** Begin Task data **

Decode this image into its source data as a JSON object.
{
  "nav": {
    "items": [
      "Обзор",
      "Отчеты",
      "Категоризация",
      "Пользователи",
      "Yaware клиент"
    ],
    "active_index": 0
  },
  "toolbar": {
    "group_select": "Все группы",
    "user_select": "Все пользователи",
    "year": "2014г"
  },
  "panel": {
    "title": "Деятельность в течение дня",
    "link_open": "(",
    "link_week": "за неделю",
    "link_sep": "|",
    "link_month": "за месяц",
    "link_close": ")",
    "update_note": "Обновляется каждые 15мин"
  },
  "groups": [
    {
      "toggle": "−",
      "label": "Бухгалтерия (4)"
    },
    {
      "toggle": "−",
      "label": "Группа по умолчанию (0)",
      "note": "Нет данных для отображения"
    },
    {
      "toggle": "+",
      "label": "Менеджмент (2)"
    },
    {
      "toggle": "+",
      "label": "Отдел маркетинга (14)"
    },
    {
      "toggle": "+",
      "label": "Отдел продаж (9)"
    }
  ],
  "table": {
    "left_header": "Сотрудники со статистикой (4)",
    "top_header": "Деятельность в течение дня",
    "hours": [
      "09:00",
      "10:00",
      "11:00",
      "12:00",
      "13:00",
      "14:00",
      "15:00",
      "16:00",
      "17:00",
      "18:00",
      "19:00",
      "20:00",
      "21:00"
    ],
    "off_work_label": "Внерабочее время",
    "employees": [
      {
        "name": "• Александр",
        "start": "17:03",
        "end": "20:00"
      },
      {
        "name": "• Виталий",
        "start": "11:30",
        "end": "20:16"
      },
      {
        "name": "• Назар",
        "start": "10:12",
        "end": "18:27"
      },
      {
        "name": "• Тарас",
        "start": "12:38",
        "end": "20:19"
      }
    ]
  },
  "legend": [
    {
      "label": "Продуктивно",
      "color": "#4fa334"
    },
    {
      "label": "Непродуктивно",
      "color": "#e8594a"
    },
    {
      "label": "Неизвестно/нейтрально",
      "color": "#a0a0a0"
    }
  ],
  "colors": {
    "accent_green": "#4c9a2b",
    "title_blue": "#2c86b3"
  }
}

** End Task data **
** Begin Task data **

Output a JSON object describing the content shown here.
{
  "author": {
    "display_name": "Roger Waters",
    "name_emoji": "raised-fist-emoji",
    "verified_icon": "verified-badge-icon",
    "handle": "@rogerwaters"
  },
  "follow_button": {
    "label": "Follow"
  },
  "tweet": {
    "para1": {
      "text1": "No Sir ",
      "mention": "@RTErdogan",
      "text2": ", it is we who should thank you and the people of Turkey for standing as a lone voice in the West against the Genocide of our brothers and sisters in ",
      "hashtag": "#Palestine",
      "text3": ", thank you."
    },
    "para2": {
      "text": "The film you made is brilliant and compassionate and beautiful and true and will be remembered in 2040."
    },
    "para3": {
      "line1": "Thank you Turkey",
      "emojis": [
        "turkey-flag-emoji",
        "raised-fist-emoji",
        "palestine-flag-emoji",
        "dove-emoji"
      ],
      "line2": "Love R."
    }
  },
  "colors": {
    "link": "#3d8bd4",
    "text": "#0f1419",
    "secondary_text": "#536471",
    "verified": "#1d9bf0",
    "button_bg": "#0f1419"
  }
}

** End Task data **

### [Set task]
Where a line above includes "течение", copy that line.

### [Answer in full]
    "title": "Деятельность в течение дня",
    "top_header": "Деятельность в течение дня",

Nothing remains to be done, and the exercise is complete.